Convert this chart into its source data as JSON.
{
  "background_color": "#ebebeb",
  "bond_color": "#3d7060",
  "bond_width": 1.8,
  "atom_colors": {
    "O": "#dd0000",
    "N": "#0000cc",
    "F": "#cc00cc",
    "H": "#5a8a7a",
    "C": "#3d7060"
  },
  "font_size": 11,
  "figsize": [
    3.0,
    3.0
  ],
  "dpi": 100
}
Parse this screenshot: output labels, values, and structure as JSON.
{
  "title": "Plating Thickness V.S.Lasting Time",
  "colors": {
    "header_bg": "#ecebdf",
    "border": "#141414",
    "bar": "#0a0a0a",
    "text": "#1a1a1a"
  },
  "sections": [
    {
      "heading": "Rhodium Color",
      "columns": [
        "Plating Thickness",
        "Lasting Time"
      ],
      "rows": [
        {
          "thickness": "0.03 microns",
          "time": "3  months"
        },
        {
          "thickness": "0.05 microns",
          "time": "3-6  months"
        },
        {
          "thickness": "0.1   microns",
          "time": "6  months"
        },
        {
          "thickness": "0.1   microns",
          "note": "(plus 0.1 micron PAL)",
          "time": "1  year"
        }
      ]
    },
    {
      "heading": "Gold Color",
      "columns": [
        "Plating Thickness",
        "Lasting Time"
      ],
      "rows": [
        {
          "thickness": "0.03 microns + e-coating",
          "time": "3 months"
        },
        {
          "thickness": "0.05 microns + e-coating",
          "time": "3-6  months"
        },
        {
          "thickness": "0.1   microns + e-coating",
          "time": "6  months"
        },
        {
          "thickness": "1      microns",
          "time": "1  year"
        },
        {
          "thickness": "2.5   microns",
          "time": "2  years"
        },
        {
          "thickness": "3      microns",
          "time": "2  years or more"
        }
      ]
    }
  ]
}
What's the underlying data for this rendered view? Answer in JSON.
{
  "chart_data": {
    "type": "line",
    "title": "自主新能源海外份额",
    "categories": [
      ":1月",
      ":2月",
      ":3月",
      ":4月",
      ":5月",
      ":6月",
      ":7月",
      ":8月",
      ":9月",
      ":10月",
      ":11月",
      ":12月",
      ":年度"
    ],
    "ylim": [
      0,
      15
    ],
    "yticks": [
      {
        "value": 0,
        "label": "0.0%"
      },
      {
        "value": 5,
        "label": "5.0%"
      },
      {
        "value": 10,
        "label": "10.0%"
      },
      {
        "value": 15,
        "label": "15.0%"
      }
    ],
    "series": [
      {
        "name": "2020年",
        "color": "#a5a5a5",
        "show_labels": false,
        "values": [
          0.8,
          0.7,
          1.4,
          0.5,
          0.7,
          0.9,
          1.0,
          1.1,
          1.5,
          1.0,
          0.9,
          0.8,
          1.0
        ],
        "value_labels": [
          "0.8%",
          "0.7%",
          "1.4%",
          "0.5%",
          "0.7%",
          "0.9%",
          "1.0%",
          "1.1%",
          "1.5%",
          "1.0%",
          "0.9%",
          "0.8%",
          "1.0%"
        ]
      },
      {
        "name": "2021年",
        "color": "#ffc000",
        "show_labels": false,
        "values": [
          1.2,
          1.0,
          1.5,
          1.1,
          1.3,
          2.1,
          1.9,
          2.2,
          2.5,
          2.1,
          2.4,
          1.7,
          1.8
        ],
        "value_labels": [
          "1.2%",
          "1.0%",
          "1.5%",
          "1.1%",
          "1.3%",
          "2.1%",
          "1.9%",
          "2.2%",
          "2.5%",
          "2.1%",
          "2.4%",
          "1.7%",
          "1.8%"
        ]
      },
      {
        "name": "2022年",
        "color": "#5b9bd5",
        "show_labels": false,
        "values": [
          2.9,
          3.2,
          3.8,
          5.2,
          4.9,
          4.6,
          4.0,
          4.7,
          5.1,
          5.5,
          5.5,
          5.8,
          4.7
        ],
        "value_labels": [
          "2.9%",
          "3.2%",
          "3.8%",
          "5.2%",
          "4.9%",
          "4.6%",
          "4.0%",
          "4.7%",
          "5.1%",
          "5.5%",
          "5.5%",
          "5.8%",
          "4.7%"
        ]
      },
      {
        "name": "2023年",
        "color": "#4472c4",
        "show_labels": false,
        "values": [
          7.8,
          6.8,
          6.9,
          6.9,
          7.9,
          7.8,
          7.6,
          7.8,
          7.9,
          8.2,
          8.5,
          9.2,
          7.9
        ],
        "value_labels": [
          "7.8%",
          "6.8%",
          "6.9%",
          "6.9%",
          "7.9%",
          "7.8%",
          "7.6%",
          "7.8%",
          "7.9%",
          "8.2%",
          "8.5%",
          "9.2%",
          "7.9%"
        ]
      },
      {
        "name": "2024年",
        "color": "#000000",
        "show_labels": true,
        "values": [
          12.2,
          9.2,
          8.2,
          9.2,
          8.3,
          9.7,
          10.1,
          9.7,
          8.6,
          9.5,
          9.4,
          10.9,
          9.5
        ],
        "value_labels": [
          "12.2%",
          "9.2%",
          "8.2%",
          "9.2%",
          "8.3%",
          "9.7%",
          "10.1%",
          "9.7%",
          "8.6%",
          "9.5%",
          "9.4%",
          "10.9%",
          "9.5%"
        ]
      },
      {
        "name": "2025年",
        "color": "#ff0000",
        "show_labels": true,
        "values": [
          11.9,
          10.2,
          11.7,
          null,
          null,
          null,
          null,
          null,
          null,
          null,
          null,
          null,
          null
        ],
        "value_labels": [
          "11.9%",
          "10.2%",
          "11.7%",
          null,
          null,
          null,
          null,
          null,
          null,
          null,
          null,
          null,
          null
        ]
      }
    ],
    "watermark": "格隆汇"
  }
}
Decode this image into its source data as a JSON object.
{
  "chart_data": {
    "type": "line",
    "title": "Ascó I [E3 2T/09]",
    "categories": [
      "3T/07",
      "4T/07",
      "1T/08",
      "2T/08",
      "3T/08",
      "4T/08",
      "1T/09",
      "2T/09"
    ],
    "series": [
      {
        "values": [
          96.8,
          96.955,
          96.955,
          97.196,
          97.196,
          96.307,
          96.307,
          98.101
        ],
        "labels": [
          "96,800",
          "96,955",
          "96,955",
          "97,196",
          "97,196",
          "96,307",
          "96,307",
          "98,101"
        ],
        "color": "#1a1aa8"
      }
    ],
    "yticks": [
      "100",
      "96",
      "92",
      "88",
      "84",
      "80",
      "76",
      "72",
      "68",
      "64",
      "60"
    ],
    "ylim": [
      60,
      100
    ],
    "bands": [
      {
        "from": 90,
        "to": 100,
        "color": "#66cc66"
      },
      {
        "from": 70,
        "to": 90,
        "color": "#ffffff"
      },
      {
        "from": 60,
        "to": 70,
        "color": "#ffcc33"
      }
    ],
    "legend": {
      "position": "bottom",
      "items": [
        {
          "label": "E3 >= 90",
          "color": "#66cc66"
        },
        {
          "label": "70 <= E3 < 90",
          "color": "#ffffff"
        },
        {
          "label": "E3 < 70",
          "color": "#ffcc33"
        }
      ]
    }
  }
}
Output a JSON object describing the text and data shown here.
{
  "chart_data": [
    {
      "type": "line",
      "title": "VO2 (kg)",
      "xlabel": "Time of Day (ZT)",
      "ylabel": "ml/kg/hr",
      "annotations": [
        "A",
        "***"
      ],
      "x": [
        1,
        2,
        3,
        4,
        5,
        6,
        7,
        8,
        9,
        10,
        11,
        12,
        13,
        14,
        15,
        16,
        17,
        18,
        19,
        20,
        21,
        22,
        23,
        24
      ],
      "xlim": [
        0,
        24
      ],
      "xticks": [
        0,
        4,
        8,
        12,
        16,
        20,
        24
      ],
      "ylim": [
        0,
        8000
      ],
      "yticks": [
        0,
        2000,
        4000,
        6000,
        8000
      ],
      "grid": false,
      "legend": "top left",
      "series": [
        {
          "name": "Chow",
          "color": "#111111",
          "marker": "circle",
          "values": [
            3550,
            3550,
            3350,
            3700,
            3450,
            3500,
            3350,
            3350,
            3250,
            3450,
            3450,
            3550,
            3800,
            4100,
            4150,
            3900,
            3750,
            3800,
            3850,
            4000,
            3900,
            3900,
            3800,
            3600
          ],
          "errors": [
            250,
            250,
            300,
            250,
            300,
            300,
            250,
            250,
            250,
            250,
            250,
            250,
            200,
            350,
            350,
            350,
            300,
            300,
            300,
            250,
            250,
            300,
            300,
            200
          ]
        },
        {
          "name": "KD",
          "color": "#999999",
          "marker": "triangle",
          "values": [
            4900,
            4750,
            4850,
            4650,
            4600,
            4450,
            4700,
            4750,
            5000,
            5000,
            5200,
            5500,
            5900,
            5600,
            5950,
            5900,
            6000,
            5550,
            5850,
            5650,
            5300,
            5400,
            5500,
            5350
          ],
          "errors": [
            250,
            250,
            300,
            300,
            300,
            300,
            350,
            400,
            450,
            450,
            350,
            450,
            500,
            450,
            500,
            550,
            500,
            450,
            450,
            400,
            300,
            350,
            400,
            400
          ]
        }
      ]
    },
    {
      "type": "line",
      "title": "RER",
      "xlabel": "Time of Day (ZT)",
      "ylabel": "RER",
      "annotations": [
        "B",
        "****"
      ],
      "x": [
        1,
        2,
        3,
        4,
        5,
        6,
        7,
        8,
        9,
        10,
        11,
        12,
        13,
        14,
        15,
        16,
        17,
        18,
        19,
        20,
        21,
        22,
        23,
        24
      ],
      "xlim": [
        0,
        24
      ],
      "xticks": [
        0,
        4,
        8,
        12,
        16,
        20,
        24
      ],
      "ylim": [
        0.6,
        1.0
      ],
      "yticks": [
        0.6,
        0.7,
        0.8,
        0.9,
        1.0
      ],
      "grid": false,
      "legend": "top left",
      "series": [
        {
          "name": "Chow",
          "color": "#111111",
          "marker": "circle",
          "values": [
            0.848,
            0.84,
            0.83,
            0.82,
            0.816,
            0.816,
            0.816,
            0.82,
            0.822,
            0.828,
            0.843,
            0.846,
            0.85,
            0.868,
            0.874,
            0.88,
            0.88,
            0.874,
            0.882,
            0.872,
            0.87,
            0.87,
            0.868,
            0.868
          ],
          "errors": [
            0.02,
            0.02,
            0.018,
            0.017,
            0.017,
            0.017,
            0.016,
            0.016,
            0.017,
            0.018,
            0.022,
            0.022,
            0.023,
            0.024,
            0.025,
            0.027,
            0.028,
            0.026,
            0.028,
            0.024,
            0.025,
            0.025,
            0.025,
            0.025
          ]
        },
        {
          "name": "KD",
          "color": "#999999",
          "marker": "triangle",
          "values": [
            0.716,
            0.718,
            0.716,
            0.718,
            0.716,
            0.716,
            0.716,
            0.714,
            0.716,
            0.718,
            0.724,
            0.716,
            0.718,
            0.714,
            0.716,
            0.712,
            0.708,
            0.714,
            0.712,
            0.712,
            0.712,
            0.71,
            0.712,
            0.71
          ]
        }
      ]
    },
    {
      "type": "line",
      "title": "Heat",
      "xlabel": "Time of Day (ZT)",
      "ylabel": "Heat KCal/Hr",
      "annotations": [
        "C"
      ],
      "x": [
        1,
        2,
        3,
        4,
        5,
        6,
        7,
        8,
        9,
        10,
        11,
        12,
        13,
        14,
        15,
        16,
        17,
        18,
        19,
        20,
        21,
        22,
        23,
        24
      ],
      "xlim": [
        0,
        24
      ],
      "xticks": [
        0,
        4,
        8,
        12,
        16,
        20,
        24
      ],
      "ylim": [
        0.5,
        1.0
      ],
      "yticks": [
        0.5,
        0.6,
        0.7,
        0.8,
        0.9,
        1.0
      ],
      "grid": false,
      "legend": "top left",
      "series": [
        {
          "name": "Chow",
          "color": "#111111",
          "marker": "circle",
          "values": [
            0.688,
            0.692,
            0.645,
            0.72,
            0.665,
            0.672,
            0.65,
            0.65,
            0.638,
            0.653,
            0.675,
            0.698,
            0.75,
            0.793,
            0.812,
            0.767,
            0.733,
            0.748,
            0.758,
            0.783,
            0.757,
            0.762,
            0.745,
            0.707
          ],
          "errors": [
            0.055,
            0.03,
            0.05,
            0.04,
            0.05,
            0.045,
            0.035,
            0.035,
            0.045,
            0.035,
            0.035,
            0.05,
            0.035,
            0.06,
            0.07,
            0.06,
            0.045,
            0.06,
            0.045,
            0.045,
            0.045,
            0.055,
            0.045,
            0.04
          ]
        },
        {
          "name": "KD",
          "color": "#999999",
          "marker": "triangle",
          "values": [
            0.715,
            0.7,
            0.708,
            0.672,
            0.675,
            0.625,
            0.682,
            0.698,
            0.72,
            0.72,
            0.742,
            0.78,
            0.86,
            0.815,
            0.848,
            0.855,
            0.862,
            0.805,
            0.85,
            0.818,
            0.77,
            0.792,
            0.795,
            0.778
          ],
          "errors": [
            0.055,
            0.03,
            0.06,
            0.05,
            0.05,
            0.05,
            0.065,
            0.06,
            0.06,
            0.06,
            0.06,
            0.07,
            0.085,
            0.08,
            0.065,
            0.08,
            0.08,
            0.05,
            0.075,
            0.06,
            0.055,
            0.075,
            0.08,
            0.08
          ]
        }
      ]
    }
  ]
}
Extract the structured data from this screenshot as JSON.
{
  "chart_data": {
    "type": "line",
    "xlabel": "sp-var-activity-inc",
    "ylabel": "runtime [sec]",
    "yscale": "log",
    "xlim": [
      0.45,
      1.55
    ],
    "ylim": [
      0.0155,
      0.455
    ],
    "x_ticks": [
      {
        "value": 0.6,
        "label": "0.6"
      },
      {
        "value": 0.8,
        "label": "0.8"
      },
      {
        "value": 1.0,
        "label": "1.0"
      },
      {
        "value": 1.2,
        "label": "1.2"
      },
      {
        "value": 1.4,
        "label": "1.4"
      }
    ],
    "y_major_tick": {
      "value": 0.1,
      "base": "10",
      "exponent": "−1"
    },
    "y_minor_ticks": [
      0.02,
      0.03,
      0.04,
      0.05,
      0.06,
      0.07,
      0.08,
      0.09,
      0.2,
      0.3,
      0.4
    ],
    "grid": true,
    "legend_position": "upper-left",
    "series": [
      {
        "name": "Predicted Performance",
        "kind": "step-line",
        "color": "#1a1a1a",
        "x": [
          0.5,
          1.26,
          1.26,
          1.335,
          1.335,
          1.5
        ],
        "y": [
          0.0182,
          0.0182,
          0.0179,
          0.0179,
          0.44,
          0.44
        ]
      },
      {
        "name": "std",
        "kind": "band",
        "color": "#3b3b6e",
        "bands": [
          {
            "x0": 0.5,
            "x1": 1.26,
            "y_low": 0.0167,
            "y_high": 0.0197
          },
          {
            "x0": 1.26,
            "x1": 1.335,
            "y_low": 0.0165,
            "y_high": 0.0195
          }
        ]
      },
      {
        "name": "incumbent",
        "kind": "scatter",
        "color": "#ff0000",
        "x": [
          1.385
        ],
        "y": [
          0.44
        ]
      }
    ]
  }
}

PROBLEM DESCRIPTION: How many lines in these entries hold the string "title"? Answer with the number alone.

WRITTEN ANSWER: 6